-- Start DATASET --

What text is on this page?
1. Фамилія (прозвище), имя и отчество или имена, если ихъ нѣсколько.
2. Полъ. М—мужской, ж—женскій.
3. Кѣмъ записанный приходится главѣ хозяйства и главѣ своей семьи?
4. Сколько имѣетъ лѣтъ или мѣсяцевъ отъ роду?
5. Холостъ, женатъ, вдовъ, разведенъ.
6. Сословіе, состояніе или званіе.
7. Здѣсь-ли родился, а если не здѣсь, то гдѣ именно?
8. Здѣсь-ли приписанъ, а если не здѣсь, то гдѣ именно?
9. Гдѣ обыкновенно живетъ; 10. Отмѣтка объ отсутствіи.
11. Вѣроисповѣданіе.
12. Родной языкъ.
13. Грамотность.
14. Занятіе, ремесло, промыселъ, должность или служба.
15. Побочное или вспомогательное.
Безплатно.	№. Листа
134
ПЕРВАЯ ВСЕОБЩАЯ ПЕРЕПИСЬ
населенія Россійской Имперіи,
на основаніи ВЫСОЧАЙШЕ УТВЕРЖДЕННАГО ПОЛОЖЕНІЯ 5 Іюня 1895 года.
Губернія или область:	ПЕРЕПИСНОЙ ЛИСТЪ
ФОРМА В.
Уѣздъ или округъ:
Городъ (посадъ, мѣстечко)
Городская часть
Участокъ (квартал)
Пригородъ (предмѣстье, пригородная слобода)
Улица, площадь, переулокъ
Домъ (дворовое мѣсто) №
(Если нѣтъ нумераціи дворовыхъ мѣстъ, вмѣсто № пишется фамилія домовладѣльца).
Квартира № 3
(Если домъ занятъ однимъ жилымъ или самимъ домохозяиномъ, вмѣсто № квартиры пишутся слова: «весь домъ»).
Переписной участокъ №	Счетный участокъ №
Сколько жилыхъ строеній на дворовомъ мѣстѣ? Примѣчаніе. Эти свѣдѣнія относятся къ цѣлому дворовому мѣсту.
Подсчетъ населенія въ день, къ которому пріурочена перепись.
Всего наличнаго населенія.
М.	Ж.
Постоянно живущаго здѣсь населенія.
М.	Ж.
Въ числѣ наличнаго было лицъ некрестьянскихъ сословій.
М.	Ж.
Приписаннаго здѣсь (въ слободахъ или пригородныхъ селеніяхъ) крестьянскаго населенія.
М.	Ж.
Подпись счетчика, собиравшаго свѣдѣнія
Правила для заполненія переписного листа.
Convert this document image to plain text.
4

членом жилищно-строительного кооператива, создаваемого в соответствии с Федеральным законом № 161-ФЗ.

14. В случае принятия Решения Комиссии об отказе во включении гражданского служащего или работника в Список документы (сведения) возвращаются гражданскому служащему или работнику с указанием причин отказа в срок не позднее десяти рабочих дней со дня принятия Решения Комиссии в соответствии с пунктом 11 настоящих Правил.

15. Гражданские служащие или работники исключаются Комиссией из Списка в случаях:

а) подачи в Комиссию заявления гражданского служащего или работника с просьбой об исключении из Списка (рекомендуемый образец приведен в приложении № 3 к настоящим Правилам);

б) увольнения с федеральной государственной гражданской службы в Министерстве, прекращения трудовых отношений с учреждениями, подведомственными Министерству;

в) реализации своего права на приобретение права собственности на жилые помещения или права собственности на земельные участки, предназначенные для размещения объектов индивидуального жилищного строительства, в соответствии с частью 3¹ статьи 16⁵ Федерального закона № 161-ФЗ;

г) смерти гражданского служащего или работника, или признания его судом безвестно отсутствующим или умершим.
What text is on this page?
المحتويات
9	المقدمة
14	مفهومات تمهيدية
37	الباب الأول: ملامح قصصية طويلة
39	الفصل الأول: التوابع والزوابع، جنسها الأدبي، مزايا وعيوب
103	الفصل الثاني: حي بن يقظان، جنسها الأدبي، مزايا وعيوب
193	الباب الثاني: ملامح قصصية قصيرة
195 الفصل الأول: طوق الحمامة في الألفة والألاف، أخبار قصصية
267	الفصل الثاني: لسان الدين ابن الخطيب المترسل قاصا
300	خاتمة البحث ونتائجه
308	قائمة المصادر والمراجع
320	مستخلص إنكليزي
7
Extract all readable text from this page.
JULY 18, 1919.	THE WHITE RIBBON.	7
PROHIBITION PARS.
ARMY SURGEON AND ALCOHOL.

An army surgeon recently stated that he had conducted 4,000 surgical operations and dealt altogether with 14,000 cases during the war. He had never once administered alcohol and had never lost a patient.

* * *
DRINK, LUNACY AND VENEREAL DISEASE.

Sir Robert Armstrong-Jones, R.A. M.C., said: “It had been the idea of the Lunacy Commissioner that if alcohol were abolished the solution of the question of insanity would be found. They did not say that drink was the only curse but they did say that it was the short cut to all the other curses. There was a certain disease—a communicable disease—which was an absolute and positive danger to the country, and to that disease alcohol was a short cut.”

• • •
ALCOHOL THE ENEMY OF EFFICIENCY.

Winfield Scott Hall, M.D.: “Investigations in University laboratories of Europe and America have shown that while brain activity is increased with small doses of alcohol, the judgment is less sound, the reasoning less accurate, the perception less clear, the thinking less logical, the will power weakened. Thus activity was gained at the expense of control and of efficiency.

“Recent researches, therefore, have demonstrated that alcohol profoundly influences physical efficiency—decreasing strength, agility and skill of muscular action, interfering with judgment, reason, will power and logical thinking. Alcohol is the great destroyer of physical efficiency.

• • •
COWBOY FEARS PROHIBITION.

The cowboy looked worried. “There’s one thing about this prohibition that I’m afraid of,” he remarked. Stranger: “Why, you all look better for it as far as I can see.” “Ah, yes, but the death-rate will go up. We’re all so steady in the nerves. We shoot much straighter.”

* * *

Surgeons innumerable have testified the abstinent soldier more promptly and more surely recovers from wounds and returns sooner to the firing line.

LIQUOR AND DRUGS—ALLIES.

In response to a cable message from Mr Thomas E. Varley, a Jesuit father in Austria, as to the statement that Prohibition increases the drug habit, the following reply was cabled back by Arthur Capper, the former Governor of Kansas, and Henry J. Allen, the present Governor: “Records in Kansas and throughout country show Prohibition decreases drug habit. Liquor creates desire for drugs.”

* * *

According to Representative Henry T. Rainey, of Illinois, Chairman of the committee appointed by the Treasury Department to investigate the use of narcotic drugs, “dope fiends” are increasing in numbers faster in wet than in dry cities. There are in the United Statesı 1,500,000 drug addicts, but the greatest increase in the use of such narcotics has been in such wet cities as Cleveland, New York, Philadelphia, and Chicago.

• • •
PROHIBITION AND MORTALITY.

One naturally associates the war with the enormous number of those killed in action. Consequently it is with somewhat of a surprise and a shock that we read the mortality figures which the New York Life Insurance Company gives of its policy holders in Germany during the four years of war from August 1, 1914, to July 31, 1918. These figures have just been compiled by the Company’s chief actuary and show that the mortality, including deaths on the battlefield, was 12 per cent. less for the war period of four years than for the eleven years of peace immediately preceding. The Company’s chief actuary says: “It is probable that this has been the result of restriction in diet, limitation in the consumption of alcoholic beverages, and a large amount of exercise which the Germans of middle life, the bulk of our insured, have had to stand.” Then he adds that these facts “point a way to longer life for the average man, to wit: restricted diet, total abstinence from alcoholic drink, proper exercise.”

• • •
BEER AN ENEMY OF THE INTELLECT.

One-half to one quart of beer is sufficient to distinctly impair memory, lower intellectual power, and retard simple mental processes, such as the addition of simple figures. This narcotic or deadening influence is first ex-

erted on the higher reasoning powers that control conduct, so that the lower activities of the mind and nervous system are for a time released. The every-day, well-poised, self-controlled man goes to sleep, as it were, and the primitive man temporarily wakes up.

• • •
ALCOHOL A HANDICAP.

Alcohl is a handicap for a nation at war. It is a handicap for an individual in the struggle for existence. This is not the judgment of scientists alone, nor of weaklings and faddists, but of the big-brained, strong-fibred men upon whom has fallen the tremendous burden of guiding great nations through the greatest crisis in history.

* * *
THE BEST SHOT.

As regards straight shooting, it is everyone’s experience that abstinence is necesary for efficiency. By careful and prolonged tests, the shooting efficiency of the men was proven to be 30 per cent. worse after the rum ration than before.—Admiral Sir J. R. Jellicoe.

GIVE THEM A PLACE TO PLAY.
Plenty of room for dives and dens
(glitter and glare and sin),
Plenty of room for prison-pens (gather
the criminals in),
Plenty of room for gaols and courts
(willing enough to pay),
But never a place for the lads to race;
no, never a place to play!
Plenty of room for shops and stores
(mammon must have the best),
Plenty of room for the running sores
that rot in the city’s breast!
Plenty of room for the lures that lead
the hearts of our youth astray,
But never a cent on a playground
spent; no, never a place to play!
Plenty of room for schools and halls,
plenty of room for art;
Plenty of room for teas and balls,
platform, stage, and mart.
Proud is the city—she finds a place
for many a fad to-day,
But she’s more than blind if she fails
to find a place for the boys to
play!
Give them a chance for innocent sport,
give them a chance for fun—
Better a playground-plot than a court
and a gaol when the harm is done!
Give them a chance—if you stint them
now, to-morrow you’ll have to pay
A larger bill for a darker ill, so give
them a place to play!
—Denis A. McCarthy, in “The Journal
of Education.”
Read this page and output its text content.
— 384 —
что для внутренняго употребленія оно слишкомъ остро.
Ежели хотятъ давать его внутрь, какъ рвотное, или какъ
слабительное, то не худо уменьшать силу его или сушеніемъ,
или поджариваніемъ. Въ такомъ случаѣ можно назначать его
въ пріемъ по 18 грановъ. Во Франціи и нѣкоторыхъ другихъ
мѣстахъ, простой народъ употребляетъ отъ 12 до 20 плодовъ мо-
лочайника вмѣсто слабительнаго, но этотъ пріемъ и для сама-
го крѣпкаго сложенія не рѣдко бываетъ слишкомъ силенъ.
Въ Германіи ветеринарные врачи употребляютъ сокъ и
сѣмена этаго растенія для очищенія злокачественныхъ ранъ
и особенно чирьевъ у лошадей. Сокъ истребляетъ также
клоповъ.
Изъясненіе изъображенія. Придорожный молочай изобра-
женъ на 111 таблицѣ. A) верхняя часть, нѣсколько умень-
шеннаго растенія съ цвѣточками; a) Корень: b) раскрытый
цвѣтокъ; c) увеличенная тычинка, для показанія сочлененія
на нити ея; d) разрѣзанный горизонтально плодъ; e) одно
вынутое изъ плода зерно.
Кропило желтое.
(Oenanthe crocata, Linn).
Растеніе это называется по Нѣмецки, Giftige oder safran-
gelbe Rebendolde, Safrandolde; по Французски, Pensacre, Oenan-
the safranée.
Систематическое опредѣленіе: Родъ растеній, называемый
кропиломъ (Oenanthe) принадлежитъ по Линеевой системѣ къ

-- End DATASET --

▶ _EXERCISE PROMPT_
Of all the lines above, how many contain "ENEMY"? Give the number and nothing more.

▶ _EXERCISE SOLUTION_
2